**Short exercise:** Only the lines from the one containing "Read out every word on this page." to the end of the records should be written out, exactly and with both ends included; pictures are excluded.

**Records for the task:**

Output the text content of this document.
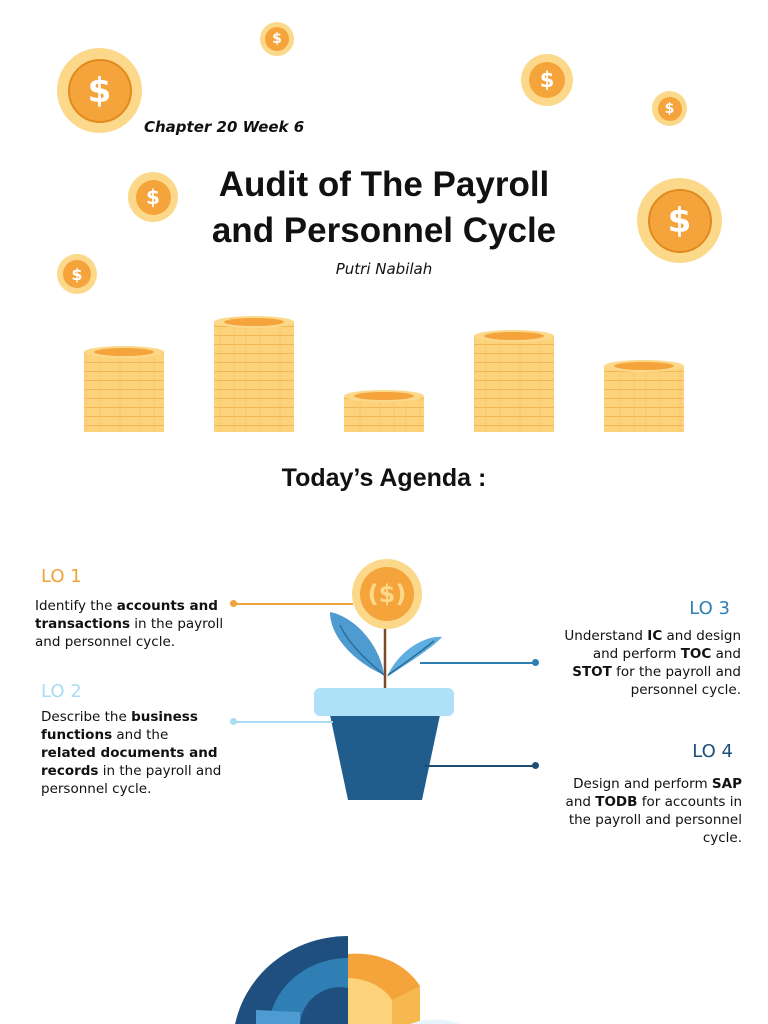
$
$
$
$
$
$
$
Chapter 20 Week 6
Audit of The Payroll
and Personnel Cycle
Putri Nabilah
Today’s Agenda :
($)
LO 1
Identify the accounts and transactions in the payroll and personnel cycle.
LO 2
Describe the business functions and the related documents and records in the payroll and personnel cycle.
LO 3
Understand IC and design and perform TOC and STOT for the payroll and personnel cycle.
LO 4
Design and perform SAP and TODB for accounts in the payroll and personnel cycle.
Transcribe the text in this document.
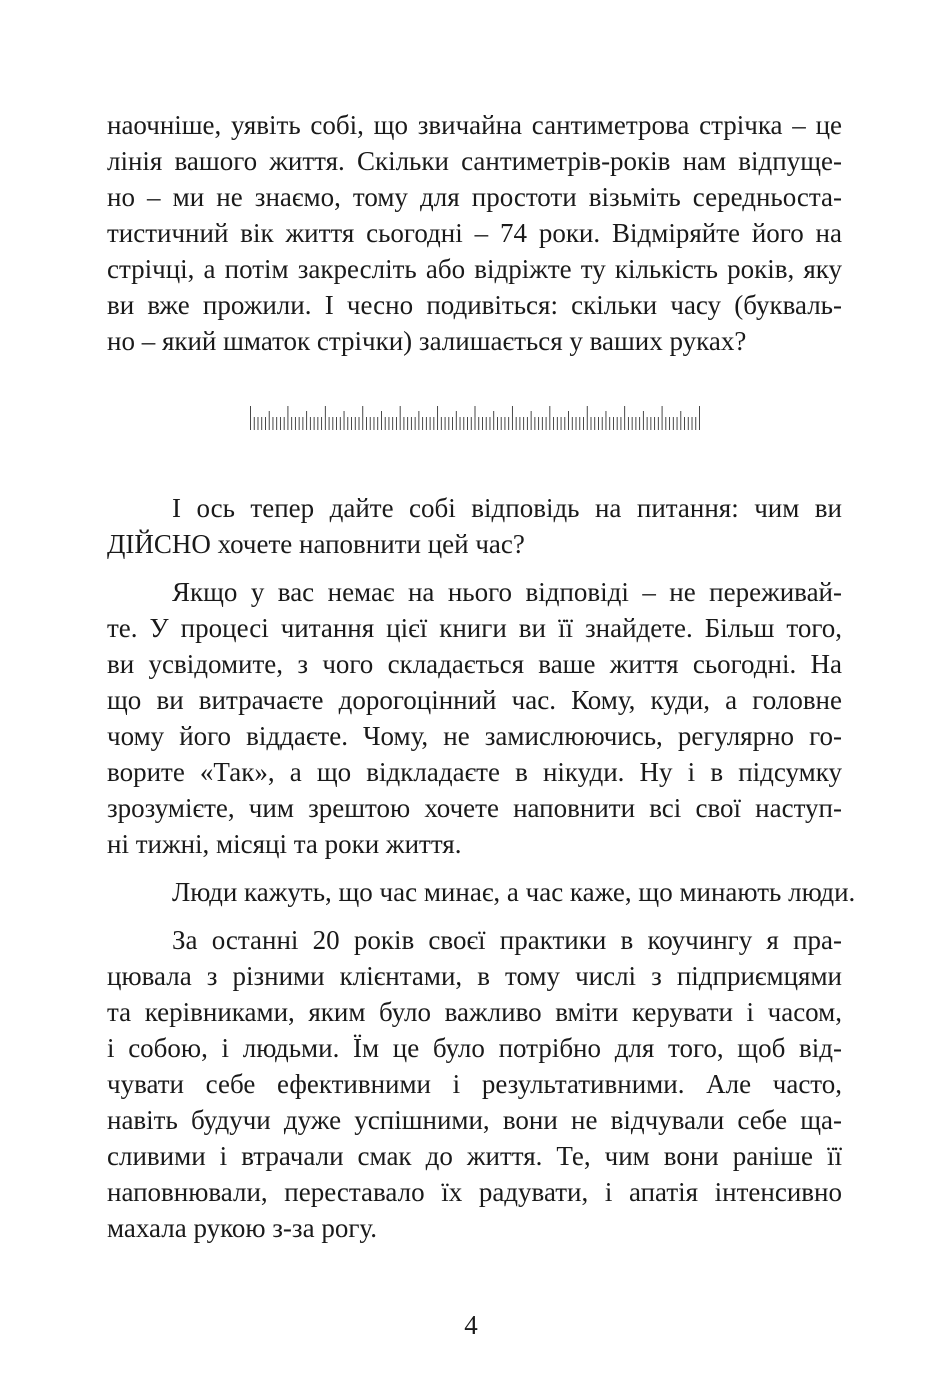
наочніше, уявіть собі, що звичайна сантиметрова стрічка – це
лінія вашого життя. Скільки сантиметрів-років нам відпуще-
но – ми не знаємо, тому для простоти візьміть середньоста-
тистичний вік життя сьогодні – 74 роки. Відміряйте його на
стрічці, а потім закресліть або відріжте ту кількість років, яку
ви вже прожили. І чесно подивіться: скільки часу (букваль-
но – який шматок стрічки) залишається у ваших руках?
І ось тепер дайте собі відповідь на питання: чим ви
ДІЙСНО хочете наповнити цей час?
Якщо у вас немає на нього відповіді – не переживай-
те. У процесі читання цієї книги ви її знайдете. Більш того,
ви усвідомите, з чого складається ваше життя сьогодні. На
що ви витрачаєте дорогоцінний час. Кому, куди, а головне
чому його віддаєте. Чому, не замислюючись, регулярно го-
ворите «Так», а що відкладаєте в нікуди. Ну і в підсумку
зрозумієте, чим зрештою хочете наповнити всі свої наступ-
ні тижні, місяці та роки життя.
Люди кажуть, що час минає, а час каже, що минають люди.
За останні 20 років своєї практики в коучингу я пра-
цювала з різними клієнтами, в тому числі з підприємцями
та керівниками, яким було важливо вміти керувати і часом,
і собою, і людьми. Їм це було потрібно для того, щоб від-
чувати себе ефективними і результативними. Але часто,
навіть будучи дуже успішними, вони не відчували себе ща-
сливими і втрачали смак до життя. Те, чим вони раніше її
наповнювали, переставало їх радувати, і апатія інтенсивно
махала рукою з-за рогу.
4
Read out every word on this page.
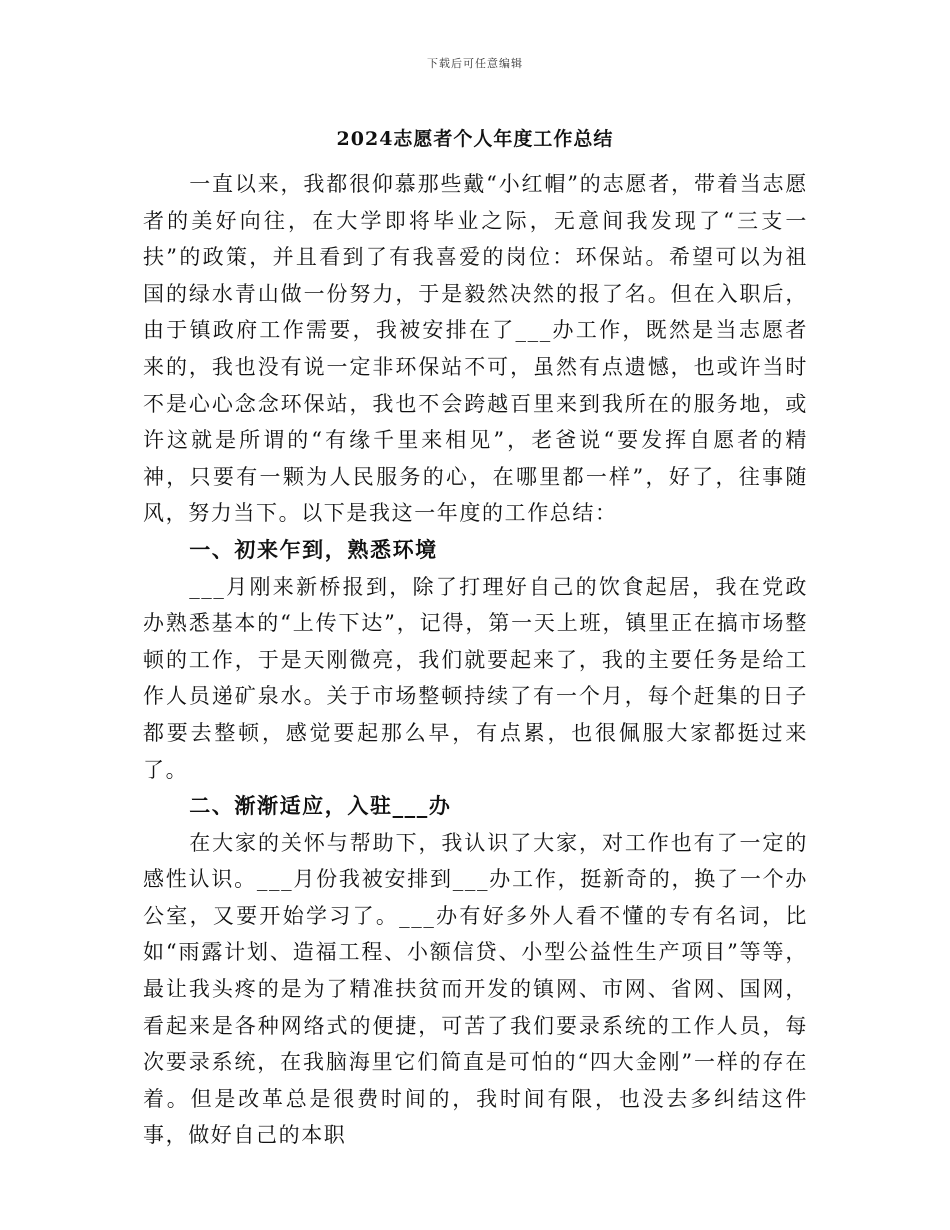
下载后可任意编辑
2024志愿者个人年度工作总结

一直以来，我都很仰慕那些戴“小红帽”的志愿者，带着当志愿者的美好向往，在大学即将毕业之际，无意间我发现了“三支一扶”的政策，并且看到了有我喜爱的岗位：环保站。希望可以为祖国的绿水青山做一份努力，于是毅然决然的报了名。但在入职后，由于镇政府工作需要，我被安排在了___办工作，既然是当志愿者来的，我也没有说一定非环保站不可，虽然有点遗憾，也或许当时不是心心念念环保站，我也不会跨越百里来到我所在的服务地，或许这就是所谓的“有缘千里来相见”，老爸说“要发挥自愿者的精神，只要有一颗为人民服务的心，在哪里都一样”，好了，往事随风，努力当下。以下是我这一年度的工作总结：

一、初来乍到，熟悉环境

___月刚来新桥报到，除了打理好自己的饮食起居，我在党政办熟悉基本的“上传下达”，记得，第一天上班，镇里正在搞市场整顿的工作，于是天刚微亮，我们就要起来了，我的主要任务是给工作人员递矿泉水。关于市场整顿持续了有一个月，每个赶集的日子都要去整顿，感觉要起那么早，有点累，也很佩服大家都挺过来了。

二、渐渐适应，入驻___办

在大家的关怀与帮助下，我认识了大家，对工作也有了一定的感性认识。___月份我被安排到___办工作，挺新奇的，换了一个办公室，又要开始学习了。___办有好多外人看不懂的专有名词，比如“雨露计划、造福工程、小额信贷、小型公益性生产项目”等等，最让我头疼的是为了精准扶贫而开发的镇网、市网、省网、国网，看起来是各种网络式的便捷，可苦了我们要录系统的工作人员，每次要录系统，在我脑海里它们简直是可怕的“四大金刚”一样的存在着。但是改革总是很费时间的，我时间有限，也没去多纠结这件事，做好自己的本职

**Complete answer:**
Read out every word on this page.
下载后可任意编辑
2024志愿者个人年度工作总结

一直以来，我都很仰慕那些戴“小红帽”的志愿者，带着当志愿者的美好向往，在大学即将毕业之际，无意间我发现了“三支一扶”的政策，并且看到了有我喜爱的岗位：环保站。希望可以为祖国的绿水青山做一份努力，于是毅然决然的报了名。但在入职后，由于镇政府工作需要，我被安排在了___办工作，既然是当志愿者来的，我也没有说一定非环保站不可，虽然有点遗憾，也或许当时不是心心念念环保站，我也不会跨越百里来到我所在的服务地，或许这就是所谓的“有缘千里来相见”，老爸说“要发挥自愿者的精神，只要有一颗为人民服务的心，在哪里都一样”，好了，往事随风，努力当下。以下是我这一年度的工作总结：

一、初来乍到，熟悉环境

___月刚来新桥报到，除了打理好自己的饮食起居，我在党政办熟悉基本的“上传下达”，记得，第一天上班，镇里正在搞市场整顿的工作，于是天刚微亮，我们就要起来了，我的主要任务是给工作人员递矿泉水。关于市场整顿持续了有一个月，每个赶集的日子都要去整顿，感觉要起那么早，有点累，也很佩服大家都挺过来了。

二、渐渐适应，入驻___办

在大家的关怀与帮助下，我认识了大家，对工作也有了一定的感性认识。___月份我被安排到___办工作，挺新奇的，换了一个办公室，又要开始学习了。___办有好多外人看不懂的专有名词，比如“雨露计划、造福工程、小额信贷、小型公益性生产项目”等等，最让我头疼的是为了精准扶贫而开发的镇网、市网、省网、国网，看起来是各种网络式的便捷，可苦了我们要录系统的工作人员，每次要录系统，在我脑海里它们简直是可怕的“四大金刚”一样的存在着。但是改革总是很费时间的，我时间有限，也没去多纠结这件事，做好自己的本职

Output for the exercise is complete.